__EXTRACTED TEXT__.

It’s a time of year when although we feel like we should get to chill and slow things down, the pace actually picks up as we race against the clock. Simultaneously, challenging behaviors tend to worsen.
A few years ago, in the month of June, a child whispered in my ear, “I’m really sad school is ending…”
I’m a bit embarrassed to say that I was truly caught off guard by this confession. How had it never occurred to me that for some kids, summer is not a time of fun in the sun?
I asked this young girl to tell me why she felt that way. She explained that her parents would be working all summer. They were not able to get any vacation time. Plus, she was not looking forward to going back to the same day camp where she had been the previous summer. Her camp leader had been really strict, border-line mean.
This little girl had been sulky in my class for nearly a week. I had tried to reach out to her, but she would just shrug her shoulders and tell me she was tired.
I wonder now if the reason she had held back from admitting the truth was because I had been trying to set a tone of celebration in the class. She was not able to identify with that and I was therefore inadvertently alienating her. I had assumed that all of the kids were looking forward to the summer. Let’s be clear, I’m pretty sure all kids WANT to look forward to the summer, it’s just that sadly, that’s not the case.
The message I wish to deliver to teachers is this: As unfavorable behaviors escalate in the classroom, question your assumptions about why this is the case. If you have a tendency to sound like you’re looking forward to the end, try to remember that some kids may be hurting. They may need to hear you say how much you are going to miss them, ALL of them. Take the ones who have challenged you the most aside and let them know that you would like nothing more than to create happy memories of these last few weeks of school. Acknowledge that you have had your ups and downs together, but tell them how these challenges have only made you love them more. Let them know that you see their goodness, and that you believe in them. Ironic though it may seem, some of our most challenging students really look forward to school. Many kids will be saying goodbye to their friends for the entire summer. Do not underestimate how attached the children have become to you as their teacher, either.

__PROVIDED MATERIAL__.
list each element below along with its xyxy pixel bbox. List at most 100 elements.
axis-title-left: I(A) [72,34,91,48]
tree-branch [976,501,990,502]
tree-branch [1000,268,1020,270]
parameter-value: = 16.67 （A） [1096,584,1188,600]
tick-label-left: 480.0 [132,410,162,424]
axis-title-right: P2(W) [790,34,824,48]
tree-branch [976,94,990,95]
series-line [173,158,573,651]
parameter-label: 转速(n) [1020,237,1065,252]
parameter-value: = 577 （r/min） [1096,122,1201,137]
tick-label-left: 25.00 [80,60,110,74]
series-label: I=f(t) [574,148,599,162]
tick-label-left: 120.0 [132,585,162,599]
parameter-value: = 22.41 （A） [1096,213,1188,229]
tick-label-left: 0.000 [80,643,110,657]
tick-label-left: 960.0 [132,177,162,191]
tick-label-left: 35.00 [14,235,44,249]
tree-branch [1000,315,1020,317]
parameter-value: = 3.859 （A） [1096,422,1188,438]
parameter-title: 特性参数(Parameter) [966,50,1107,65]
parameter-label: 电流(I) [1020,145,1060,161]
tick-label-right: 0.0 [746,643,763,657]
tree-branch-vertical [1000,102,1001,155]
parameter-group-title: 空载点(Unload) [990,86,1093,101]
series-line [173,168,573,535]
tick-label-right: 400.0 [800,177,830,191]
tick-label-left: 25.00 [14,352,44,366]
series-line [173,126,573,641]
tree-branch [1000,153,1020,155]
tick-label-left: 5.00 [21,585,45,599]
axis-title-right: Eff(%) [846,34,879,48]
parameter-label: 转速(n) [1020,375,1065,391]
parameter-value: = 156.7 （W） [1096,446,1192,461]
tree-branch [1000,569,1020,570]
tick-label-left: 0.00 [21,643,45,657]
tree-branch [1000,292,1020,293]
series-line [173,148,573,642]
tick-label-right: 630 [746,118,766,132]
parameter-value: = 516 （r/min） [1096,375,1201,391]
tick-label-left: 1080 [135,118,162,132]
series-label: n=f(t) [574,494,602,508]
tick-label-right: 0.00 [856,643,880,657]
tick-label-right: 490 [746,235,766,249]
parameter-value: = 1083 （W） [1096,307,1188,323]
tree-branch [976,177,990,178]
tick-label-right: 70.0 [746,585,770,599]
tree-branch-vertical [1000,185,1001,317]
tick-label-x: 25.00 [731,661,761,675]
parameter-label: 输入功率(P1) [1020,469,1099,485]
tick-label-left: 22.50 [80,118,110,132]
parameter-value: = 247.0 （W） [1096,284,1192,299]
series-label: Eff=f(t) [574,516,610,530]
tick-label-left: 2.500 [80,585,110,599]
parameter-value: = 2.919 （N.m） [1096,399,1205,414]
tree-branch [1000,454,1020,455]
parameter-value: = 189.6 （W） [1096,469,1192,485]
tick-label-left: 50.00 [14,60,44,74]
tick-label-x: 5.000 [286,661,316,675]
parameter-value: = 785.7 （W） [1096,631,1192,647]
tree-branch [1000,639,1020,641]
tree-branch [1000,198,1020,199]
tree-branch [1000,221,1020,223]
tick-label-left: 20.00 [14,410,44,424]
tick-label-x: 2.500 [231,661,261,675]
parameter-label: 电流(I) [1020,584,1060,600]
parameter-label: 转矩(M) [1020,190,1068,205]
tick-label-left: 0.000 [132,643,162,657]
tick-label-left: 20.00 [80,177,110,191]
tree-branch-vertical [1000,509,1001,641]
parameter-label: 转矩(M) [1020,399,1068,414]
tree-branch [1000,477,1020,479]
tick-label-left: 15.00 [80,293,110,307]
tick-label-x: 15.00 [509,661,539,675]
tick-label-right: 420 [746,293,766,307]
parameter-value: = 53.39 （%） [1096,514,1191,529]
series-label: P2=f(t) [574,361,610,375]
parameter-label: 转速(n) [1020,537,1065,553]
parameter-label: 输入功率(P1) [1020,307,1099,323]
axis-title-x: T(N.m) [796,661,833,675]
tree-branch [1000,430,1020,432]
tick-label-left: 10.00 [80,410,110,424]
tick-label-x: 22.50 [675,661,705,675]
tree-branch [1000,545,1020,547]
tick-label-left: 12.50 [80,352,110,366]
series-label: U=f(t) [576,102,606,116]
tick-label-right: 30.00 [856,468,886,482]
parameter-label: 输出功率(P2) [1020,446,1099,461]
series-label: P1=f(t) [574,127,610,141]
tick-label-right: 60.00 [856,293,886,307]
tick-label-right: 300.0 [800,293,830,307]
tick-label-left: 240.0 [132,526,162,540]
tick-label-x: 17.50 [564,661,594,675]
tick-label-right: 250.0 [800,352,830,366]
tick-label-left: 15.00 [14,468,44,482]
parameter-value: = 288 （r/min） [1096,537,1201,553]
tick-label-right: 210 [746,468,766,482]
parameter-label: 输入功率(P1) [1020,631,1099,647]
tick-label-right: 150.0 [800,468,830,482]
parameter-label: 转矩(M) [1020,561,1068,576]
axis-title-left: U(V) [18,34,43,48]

__DIRECTIONS__.
(a) Return the text of the end-of-school-year passage beginning at the words "A few years" and stopping after "in the sun?".
(b) In the end-of-school-year passage, how did the girl describe her camp leader from the previous summer?

__RESULTS IN ORDER__.
(a)
A few years ago, in the month of June, a child whispered in my ear, “I’m really sad school is ending…”
I’m a bit embarrassed to say that I was truly caught off guard by this confession. How had it never occurred to me that for some kids, summer is not a time of fun in the sun?

(b) Her camp leader had been really strict, border-line mean.